▶ _CHALLENGE_: Repeat, word for word, the passage of the text on versions of "The Star-Spangled Banner" from "It touched a" up to and including "Congress, Washington, D.C.".

▶ _TEXT TO READ_:
------------------------------

"The Star-Spangled Banner," the quintessential patriotic song, hasn’t always been sung in English.
There are versions of it in Spanish, Samoan, Polish, German, Yiddish, and Latin. More than 400 recorded versions in English are listed on www.allmusic.com, including the one Jimi Hendrix made popular in 1970.
The latest version in Spanish, a CD titled "Nuestro Himno" ("Our Anthem"), was released at the end of April ‘006 to coincide with pro-immigration reform rallies that were held across the United States on May 1. Forty performers sing on the CD, among them Gloria Trevi, a Madonna-like Mexican singer, and hip-hop star Pitbull.
It touched a raw nerve with conservatives, one of whom even called it the "Illegal Alien Anthem."
photo Courtesy of The Library of Congress, Washington, D.C.

------------------------------

▶ _RECORDED INFORMATION_:
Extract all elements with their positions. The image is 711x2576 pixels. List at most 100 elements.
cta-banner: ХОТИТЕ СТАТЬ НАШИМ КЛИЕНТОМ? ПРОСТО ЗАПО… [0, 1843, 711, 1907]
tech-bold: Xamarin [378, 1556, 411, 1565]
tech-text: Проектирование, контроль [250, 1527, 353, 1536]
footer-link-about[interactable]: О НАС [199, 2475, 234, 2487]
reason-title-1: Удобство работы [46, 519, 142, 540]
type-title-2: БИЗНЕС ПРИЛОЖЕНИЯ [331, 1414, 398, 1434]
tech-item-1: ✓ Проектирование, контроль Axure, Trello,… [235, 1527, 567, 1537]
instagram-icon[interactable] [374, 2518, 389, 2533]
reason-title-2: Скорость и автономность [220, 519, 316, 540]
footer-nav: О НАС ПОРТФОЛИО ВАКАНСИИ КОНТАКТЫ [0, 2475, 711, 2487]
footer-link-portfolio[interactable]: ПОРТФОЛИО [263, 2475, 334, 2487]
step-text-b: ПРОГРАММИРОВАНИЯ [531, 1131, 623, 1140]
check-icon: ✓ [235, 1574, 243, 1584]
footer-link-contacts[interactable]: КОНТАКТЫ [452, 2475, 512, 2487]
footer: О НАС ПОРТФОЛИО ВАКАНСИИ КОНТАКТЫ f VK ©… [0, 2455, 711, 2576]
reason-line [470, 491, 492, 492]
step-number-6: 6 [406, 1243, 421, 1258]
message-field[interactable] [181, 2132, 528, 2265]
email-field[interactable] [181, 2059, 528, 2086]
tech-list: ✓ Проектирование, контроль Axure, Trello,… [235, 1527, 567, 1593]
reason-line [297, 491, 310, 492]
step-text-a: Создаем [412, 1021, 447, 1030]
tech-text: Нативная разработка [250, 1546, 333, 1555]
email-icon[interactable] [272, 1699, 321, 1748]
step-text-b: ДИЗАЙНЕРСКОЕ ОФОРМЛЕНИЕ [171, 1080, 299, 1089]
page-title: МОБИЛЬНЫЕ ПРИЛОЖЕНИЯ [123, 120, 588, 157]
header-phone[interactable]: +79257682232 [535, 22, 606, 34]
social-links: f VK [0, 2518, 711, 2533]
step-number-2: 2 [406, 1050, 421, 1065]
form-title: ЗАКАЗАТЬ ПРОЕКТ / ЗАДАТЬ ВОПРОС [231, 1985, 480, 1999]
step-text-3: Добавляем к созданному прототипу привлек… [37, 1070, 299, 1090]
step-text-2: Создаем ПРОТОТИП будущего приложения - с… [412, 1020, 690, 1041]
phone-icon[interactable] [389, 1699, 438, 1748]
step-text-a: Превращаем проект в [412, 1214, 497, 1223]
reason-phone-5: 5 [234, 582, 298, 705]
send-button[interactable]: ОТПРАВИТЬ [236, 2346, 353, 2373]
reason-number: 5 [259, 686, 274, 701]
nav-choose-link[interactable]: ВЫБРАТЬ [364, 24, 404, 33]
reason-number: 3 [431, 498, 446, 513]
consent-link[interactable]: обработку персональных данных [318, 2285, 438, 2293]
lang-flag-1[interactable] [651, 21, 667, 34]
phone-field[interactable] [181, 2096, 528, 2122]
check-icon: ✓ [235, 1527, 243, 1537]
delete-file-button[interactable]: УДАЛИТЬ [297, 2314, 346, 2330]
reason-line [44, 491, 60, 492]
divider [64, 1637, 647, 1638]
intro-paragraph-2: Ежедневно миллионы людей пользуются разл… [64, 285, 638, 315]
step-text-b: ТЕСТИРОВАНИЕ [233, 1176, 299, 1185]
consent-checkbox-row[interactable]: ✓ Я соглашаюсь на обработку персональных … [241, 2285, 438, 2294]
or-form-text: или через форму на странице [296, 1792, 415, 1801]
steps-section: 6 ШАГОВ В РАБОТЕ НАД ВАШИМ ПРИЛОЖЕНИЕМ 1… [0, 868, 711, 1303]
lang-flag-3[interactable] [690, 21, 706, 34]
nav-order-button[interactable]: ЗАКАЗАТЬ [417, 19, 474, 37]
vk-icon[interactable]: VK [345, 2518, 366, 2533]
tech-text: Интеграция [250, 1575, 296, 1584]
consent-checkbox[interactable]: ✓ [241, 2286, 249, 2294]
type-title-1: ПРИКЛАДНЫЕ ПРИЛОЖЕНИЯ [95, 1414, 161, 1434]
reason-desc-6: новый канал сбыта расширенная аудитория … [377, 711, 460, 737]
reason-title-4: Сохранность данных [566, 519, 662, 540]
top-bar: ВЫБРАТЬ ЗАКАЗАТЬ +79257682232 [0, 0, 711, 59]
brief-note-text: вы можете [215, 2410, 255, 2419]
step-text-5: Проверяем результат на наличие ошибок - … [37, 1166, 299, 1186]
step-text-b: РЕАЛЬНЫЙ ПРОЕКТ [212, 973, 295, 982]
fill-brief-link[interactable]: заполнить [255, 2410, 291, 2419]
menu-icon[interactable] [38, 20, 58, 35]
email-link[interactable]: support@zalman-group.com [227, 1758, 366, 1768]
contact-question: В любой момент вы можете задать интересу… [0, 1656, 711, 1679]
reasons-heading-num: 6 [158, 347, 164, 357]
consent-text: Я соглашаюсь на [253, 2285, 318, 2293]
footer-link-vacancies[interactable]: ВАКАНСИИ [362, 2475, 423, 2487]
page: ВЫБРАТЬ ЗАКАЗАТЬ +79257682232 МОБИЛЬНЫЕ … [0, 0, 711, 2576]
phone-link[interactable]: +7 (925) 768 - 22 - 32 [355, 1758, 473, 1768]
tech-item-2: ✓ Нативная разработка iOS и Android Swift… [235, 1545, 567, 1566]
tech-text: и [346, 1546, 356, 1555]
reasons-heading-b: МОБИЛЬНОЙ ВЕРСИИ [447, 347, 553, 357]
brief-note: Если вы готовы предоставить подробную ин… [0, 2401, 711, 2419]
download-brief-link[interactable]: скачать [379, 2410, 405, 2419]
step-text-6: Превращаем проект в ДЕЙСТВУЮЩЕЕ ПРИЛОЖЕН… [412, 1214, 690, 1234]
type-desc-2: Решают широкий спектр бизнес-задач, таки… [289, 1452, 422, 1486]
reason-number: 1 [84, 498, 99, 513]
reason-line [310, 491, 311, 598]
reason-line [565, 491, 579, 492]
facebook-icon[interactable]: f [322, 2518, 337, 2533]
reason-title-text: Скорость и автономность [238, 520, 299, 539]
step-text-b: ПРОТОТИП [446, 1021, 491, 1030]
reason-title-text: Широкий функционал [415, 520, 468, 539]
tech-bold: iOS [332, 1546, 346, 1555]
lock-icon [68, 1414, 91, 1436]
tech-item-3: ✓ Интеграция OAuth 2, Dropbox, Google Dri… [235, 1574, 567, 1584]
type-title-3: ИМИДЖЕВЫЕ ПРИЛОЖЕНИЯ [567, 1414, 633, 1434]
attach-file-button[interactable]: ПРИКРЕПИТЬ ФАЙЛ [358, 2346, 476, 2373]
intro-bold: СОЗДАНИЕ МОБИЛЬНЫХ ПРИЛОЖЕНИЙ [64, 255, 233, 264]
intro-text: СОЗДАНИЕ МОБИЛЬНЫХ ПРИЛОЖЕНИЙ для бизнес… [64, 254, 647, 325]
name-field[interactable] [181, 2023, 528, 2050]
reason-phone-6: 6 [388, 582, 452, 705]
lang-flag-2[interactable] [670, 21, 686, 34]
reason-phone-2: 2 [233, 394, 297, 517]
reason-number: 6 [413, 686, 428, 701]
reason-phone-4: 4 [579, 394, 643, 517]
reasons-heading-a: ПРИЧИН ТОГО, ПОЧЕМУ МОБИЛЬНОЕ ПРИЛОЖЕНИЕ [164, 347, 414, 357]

------------------------------

▶ _EXERCISE OUTPUT_:
It touched a raw nerve with conservatives, one of whom even called it the "Illegal Alien Anthem."
photo Courtesy of The Library of Congress, Washington, D.C.